▶ Problem details
Without the images, print all the entries below exactly as given.

▶ Material for this task
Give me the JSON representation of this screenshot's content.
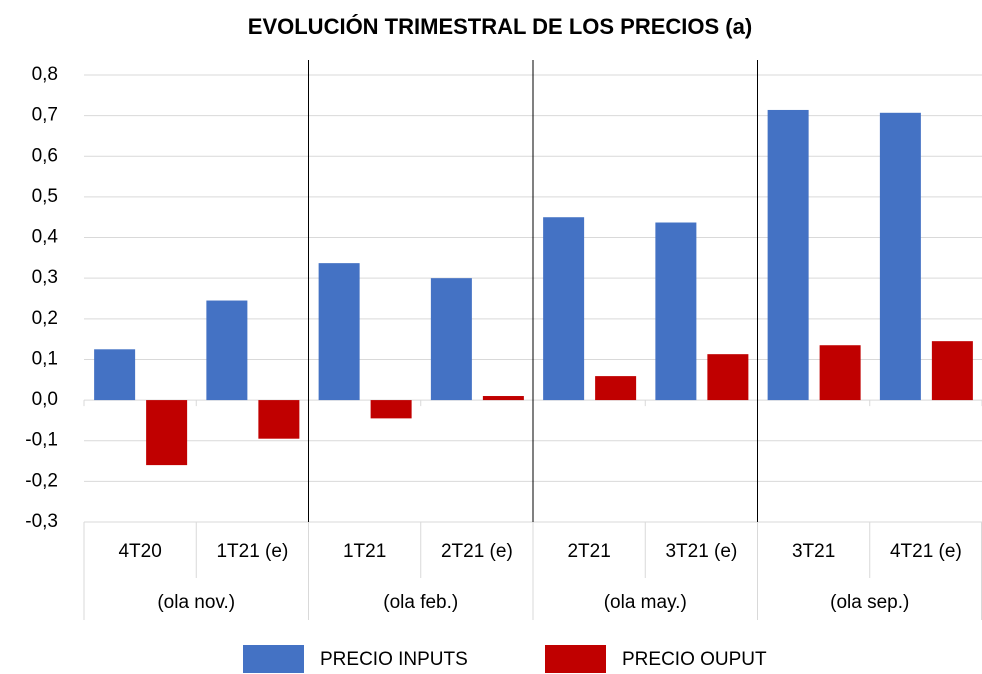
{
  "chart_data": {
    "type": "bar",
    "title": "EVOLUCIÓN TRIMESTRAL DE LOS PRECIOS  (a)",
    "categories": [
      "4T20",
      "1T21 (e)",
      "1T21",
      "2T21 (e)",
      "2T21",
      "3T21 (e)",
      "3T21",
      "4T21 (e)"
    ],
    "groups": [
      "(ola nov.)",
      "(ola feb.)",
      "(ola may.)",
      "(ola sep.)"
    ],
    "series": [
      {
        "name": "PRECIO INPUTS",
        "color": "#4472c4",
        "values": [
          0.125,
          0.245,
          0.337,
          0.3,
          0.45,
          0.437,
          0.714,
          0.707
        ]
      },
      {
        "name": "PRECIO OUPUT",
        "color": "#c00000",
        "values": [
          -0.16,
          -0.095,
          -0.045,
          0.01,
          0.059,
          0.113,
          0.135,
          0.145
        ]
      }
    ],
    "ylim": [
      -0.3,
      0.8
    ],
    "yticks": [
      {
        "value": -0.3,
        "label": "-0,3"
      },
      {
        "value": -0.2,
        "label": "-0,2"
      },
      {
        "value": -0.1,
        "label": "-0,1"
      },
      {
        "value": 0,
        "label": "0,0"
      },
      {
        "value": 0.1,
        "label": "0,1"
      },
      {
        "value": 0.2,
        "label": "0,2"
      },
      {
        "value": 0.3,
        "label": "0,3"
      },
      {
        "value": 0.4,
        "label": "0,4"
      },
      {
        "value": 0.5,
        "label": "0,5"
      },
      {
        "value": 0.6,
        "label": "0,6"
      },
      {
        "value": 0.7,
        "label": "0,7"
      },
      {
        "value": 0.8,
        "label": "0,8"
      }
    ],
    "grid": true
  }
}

▶ Correct answer
Give me the JSON representation of this screenshot's content.
{
  "chart_data": {
    "type": "bar",
    "title": "EVOLUCIÓN TRIMESTRAL DE LOS PRECIOS  (a)",
    "categories": [
      "4T20",
      "1T21 (e)",
      "1T21",
      "2T21 (e)",
      "2T21",
      "3T21 (e)",
      "3T21",
      "4T21 (e)"
    ],
    "groups": [
      "(ola nov.)",
      "(ola feb.)",
      "(ola may.)",
      "(ola sep.)"
    ],
    "series": [
      {
        "name": "PRECIO INPUTS",
        "color": "#4472c4",
        "values": [
          0.125,
          0.245,
          0.337,
          0.3,
          0.45,
          0.437,
          0.714,
          0.707
        ]
      },
      {
        "name": "PRECIO OUPUT",
        "color": "#c00000",
        "values": [
          -0.16,
          -0.095,
          -0.045,
          0.01,
          0.059,
          0.113,
          0.135,
          0.145
        ]
      }
    ],
    "ylim": [
      -0.3,
      0.8
    ],
    "yticks": [
      {
        "value": -0.3,
        "label": "-0,3"
      },
      {
        "value": -0.2,
        "label": "-0,2"
      },
      {
        "value": -0.1,
        "label": "-0,1"
      },
      {
        "value": 0,
        "label": "0,0"
      },
      {
        "value": 0.1,
        "label": "0,1"
      },
      {
        "value": 0.2,
        "label": "0,2"
      },
      {
        "value": 0.3,
        "label": "0,3"
      },
      {
        "value": 0.4,
        "label": "0,4"
      },
      {
        "value": 0.5,
        "label": "0,5"
      },
      {
        "value": 0.6,
        "label": "0,6"
      },
      {
        "value": 0.7,
        "label": "0,7"
      },
      {
        "value": 0.8,
        "label": "0,8"
      }
    ],
    "grid": true
  }
}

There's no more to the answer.